## SHORT EXERCISE:
Your task is to filter the data below down to the lines holding "name".
---- AVAILABLE RECORDS
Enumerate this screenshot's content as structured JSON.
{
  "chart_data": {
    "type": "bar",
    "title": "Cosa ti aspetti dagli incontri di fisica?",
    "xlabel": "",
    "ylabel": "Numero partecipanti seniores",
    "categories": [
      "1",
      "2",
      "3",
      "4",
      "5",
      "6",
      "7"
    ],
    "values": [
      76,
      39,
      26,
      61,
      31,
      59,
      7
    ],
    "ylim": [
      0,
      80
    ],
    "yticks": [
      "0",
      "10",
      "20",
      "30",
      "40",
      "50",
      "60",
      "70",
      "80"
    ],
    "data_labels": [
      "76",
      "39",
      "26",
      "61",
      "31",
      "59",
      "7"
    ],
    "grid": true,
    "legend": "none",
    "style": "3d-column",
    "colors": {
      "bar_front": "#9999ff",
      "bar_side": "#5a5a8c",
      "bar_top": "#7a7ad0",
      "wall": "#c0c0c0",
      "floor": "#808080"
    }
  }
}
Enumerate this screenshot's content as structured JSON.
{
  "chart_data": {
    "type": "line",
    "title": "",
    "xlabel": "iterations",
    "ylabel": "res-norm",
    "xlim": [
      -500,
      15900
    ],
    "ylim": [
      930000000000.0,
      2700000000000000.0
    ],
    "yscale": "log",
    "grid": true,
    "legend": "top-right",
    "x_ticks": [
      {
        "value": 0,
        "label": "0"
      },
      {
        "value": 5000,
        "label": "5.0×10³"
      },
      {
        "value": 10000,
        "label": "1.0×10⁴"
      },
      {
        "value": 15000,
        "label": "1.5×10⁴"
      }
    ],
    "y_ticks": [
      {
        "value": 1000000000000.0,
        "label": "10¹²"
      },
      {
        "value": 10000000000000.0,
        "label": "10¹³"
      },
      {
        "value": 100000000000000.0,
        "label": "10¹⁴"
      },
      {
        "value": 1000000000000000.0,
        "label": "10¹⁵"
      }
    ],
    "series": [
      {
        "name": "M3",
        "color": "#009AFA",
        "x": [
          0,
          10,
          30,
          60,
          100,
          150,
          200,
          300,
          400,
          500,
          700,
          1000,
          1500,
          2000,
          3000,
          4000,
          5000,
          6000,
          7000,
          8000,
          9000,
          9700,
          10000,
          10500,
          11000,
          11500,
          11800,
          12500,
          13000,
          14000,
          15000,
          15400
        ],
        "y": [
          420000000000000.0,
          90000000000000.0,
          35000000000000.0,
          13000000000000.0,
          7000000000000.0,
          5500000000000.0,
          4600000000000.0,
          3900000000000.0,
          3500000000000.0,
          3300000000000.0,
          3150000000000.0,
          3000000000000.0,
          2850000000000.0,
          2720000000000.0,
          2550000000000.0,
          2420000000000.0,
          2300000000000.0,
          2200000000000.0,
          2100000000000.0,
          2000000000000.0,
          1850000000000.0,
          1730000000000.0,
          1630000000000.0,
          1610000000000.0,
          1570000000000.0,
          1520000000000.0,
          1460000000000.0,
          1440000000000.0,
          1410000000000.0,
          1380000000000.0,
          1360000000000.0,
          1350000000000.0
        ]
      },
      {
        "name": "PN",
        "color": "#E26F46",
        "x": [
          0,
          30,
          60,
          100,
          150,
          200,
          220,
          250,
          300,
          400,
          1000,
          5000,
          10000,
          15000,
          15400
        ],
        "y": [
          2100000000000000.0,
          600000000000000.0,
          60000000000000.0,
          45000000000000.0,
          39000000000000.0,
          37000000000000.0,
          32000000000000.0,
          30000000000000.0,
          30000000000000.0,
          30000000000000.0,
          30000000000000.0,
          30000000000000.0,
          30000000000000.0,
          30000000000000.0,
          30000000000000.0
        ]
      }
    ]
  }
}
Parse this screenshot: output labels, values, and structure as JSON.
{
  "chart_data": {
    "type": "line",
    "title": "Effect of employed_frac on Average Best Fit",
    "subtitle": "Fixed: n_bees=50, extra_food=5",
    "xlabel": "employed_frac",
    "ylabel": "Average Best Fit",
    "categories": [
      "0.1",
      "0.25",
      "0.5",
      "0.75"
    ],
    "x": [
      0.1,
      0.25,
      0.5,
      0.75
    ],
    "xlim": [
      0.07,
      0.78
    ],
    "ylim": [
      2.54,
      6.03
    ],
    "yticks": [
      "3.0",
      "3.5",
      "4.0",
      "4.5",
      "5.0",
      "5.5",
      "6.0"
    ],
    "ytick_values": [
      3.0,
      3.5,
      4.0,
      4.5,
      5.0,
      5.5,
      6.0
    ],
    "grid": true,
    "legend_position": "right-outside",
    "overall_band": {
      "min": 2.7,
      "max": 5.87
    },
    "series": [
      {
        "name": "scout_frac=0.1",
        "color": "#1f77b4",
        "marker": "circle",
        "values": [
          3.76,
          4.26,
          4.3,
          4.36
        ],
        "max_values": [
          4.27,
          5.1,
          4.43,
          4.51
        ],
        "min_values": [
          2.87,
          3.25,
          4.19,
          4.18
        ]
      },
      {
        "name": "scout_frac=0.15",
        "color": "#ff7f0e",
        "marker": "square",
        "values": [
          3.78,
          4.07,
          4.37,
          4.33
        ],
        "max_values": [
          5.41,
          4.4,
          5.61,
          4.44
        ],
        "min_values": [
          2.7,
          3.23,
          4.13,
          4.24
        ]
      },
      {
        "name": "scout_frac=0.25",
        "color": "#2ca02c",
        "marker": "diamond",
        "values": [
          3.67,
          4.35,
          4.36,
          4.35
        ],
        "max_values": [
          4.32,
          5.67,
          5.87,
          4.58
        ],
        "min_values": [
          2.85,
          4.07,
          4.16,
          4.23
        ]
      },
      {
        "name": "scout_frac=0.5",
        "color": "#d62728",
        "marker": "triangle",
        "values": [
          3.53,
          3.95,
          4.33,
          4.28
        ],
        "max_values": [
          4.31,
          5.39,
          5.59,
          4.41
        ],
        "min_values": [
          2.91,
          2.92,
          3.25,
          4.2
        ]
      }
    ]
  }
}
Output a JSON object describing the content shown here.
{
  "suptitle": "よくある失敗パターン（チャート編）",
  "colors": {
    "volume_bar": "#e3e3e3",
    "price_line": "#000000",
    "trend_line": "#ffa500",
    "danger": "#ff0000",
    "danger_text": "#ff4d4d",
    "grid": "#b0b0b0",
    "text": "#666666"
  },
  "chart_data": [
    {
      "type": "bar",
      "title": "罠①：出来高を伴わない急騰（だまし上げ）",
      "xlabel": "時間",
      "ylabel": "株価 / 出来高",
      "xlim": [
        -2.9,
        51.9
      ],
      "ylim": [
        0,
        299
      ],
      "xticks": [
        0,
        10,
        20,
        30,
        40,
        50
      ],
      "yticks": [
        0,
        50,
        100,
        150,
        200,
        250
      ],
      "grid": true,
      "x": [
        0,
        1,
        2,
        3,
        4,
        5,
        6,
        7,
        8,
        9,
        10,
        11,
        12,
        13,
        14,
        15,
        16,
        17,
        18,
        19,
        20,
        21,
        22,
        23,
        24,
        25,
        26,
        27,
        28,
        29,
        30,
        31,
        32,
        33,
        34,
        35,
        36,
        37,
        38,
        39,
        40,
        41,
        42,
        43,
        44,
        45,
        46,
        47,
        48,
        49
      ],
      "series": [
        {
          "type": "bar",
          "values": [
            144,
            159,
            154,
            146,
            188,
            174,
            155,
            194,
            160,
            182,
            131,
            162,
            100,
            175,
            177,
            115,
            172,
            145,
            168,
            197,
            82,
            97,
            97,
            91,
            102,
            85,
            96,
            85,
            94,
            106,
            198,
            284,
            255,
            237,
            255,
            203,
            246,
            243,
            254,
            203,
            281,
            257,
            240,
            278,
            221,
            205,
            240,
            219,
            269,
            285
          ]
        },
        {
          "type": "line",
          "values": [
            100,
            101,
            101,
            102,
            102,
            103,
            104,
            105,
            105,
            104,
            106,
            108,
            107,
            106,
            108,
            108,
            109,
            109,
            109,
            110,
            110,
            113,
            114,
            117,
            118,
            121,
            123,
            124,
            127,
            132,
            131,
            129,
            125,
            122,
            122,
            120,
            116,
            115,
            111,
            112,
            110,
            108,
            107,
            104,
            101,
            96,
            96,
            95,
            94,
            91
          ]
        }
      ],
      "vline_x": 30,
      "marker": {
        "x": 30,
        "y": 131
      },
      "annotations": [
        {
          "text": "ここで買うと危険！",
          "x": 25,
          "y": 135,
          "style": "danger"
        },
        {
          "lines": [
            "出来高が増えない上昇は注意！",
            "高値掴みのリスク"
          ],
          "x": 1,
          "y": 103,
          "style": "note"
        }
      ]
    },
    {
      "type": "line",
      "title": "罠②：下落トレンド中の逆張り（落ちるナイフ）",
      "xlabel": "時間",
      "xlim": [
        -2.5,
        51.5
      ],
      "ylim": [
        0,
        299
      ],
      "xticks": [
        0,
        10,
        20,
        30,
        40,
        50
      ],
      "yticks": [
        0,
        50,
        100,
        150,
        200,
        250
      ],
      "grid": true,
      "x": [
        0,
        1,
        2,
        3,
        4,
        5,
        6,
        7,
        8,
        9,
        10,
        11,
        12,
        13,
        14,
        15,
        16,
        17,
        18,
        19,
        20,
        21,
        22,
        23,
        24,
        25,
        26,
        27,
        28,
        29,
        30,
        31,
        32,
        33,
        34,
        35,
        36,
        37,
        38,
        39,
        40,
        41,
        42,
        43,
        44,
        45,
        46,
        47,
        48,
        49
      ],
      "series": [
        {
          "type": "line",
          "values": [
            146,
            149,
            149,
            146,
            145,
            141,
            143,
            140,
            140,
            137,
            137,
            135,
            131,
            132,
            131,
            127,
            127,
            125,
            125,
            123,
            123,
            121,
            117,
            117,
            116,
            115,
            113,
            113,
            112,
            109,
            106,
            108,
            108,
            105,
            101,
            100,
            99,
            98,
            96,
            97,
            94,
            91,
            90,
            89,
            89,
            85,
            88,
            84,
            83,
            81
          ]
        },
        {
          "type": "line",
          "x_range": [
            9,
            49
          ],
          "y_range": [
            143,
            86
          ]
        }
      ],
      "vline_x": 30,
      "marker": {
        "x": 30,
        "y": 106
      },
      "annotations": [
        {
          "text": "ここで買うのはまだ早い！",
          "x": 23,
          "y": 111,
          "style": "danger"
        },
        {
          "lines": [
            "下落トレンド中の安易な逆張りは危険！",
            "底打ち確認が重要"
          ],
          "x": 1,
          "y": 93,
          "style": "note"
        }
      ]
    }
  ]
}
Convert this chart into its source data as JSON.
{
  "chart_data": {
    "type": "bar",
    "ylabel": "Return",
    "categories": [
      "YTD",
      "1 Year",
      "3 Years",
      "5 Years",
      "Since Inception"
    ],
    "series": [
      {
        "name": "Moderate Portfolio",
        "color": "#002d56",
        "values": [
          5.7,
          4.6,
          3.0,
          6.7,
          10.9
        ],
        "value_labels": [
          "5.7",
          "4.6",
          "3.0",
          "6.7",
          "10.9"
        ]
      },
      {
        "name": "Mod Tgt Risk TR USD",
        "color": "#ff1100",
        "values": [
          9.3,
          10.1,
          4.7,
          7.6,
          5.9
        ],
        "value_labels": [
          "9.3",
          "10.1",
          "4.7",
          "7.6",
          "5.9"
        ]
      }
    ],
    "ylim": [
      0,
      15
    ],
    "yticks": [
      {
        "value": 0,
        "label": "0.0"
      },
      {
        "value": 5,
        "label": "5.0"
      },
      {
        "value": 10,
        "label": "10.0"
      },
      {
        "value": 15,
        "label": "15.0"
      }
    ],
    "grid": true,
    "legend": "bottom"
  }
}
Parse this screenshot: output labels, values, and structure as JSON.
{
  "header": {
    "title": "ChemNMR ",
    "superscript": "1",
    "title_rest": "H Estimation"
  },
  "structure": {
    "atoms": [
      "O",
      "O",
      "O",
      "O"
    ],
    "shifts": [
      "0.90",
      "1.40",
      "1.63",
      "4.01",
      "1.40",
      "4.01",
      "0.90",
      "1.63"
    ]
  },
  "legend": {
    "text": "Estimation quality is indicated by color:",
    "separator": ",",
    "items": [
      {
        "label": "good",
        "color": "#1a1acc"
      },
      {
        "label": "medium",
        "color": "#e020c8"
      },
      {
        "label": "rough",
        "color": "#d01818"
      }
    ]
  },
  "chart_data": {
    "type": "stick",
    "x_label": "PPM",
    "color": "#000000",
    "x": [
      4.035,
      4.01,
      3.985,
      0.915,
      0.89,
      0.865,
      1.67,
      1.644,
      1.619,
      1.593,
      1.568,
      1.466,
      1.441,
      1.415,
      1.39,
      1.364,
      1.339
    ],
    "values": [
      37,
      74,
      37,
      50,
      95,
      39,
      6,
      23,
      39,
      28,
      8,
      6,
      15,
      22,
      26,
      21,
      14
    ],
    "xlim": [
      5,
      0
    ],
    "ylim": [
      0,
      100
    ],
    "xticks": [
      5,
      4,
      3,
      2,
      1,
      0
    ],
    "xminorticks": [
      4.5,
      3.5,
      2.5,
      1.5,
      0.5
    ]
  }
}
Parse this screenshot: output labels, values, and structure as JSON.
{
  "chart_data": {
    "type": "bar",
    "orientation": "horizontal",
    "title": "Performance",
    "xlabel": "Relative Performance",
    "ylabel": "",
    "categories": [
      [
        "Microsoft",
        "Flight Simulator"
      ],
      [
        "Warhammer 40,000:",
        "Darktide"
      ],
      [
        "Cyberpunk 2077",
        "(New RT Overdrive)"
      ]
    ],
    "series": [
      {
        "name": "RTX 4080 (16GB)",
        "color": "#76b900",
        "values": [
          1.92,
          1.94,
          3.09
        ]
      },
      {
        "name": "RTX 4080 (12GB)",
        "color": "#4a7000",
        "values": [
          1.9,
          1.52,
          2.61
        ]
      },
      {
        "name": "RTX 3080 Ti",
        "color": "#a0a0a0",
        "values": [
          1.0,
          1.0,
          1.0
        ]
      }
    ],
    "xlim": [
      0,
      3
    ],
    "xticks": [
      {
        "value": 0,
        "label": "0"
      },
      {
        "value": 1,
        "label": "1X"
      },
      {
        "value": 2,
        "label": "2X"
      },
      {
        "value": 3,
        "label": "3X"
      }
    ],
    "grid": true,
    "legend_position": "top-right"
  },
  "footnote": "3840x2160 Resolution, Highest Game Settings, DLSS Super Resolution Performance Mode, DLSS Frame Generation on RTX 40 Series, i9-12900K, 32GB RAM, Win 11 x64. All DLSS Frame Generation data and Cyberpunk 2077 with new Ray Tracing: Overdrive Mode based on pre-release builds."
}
--------
## ANSWER FOR THE TASK:
        "name": "M3",
        "name": "PN",
        "name": "scout_frac=0.1",
        "name": "scout_frac=0.15",
        "name": "scout_frac=0.25",
        "name": "scout_frac=0.5",
        "name": "Moderate Portfolio",
        "name": "Mod Tgt Risk TR USD",
        "name": "RTX 4080 (16GB)",
        "name": "RTX 4080 (12GB)",
        "name": "RTX 3080 Ti",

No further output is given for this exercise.